+++ GIVEN DATA

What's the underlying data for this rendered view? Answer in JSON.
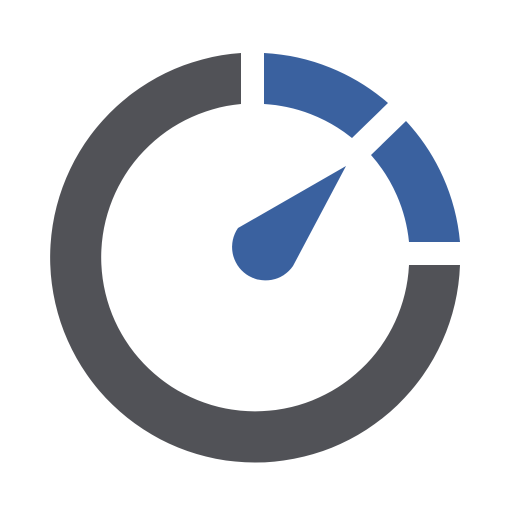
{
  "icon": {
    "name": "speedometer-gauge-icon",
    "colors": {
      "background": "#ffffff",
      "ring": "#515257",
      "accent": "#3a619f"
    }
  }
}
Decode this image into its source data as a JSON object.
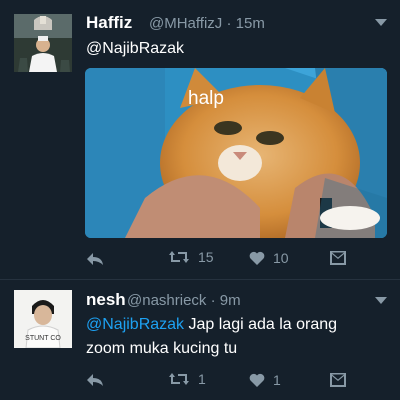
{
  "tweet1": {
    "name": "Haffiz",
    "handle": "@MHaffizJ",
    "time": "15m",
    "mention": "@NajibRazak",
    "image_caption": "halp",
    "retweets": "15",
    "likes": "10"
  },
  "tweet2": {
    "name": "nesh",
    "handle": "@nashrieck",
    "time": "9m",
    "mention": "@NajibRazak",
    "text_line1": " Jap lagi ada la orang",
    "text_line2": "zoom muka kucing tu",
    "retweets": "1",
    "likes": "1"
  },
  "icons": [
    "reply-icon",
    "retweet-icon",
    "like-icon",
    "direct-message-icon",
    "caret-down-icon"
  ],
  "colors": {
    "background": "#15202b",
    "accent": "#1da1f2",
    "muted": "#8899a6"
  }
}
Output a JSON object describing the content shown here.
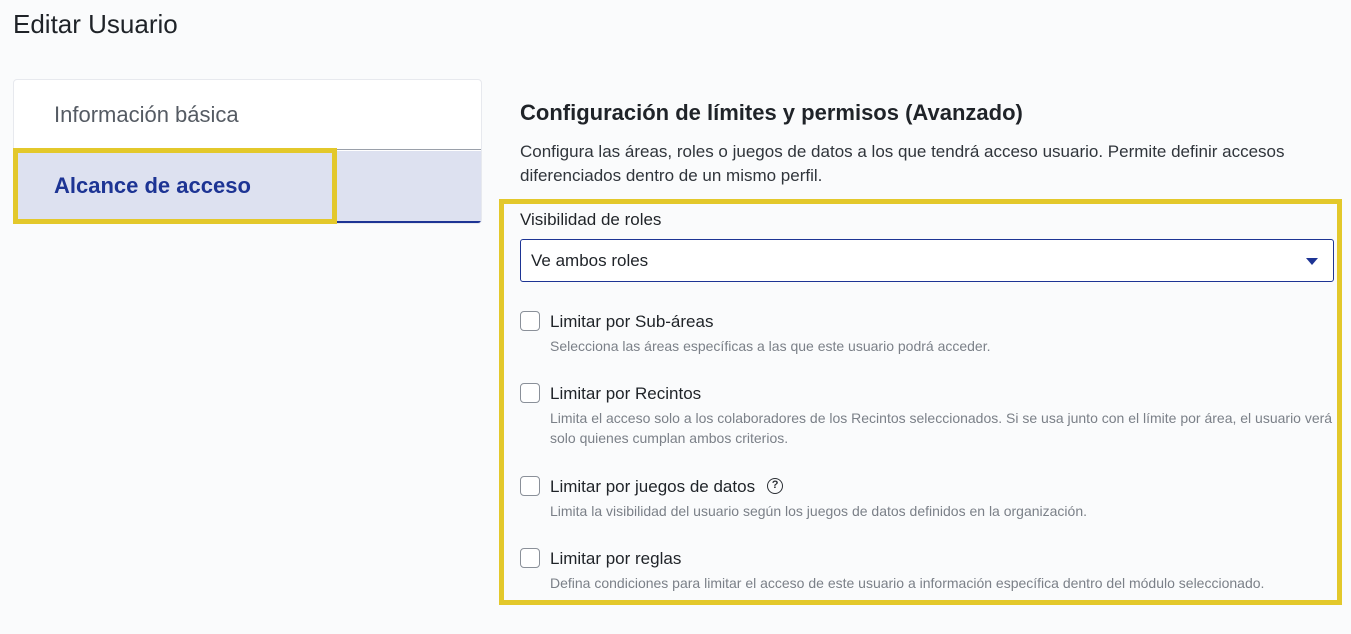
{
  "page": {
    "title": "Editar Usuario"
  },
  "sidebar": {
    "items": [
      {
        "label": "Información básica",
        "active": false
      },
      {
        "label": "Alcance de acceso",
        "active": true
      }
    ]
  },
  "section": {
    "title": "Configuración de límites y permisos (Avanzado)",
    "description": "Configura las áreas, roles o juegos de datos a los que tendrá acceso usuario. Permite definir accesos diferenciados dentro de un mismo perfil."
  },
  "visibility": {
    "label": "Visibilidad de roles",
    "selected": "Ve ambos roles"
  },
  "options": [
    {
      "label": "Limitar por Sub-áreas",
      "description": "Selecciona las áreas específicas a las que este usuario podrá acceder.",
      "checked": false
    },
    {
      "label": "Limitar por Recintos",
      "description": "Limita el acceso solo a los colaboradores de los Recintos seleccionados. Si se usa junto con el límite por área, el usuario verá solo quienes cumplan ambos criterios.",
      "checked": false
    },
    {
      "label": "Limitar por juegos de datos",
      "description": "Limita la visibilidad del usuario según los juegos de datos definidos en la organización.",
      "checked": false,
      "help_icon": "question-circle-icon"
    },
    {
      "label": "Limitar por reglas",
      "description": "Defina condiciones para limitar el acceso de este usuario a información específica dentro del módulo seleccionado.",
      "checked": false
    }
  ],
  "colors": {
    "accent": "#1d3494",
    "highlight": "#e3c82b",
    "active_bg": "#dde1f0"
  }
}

++++++

▸ **WORK INSTRUCTIONS**
Write out the entries again, exactly as given, skipping any images.

▸ **ANSWER TO THIS TASK**
What's the underlying data for this rendered view? Answer in JSON.
{
  "icon": {
    "name": "speedometer-gauge-icon",
    "colors": {
      "background": "#ffffff",
      "ring": "#515257",
      "accent": "#3a619f"
    }
  }
}
Decode this image into its source data as a JSON object.
{
  "tweet1": {
    "name": "Haffiz",
    "handle": "@MHaffizJ",
    "time": "15m",
    "mention": "@NajibRazak",
    "image_caption": "halp",
    "retweets": "15",
    "likes": "10"
  },
  "tweet2": {
    "name": "nesh",
    "handle": "@nashrieck",
    "time": "9m",
    "mention": "@NajibRazak",
    "text_line1": " Jap lagi ada la orang",
    "text_line2": "zoom muka kucing tu",
    "retweets": "1",
    "likes": "1"
  },
  "icons": [
    "reply-icon",
    "retweet-icon",
    "like-icon",
    "direct-message-icon",
    "caret-down-icon"
  ],
  "colors": {
    "background": "#15202b",
    "accent": "#1da1f2",
    "muted": "#8899a6"
  }
}
Output a JSON object describing the content shown here.
{
  "page": {
    "title": "Editar Usuario"
  },
  "sidebar": {
    "items": [
      {
        "label": "Información básica",
        "active": false
      },
      {
        "label": "Alcance de acceso",
        "active": true
      }
    ]
  },
  "section": {
    "title": "Configuración de límites y permisos (Avanzado)",
    "description": "Configura las áreas, roles o juegos de datos a los que tendrá acceso usuario. Permite definir accesos diferenciados dentro de un mismo perfil."
  },
  "visibility": {
    "label": "Visibilidad de roles",
    "selected": "Ve ambos roles"
  },
  "options": [
    {
      "label": "Limitar por Sub-áreas",
      "description": "Selecciona las áreas específicas a las que este usuario podrá acceder.",
      "checked": false
    },
    {
      "label": "Limitar por Recintos",
      "description": "Limita el acceso solo a los colaboradores de los Recintos seleccionados. Si se usa junto con el límite por área, el usuario verá solo quienes cumplan ambos criterios.",
      "checked": false
    },
    {
      "label": "Limitar por juegos de datos",
      "description": "Limita la visibilidad del usuario según los juegos de datos definidos en la organización.",
      "checked": false,
      "help_icon": "question-circle-icon"
    },
    {
      "label": "Limitar por reglas",
      "description": "Defina condiciones para limitar el acceso de este usuario a información específica dentro del módulo seleccionado.",
      "checked": false
    }
  ],
  "colors": {
    "accent": "#1d3494",
    "highlight": "#e3c82b",
    "active_bg": "#dde1f0"
  }
}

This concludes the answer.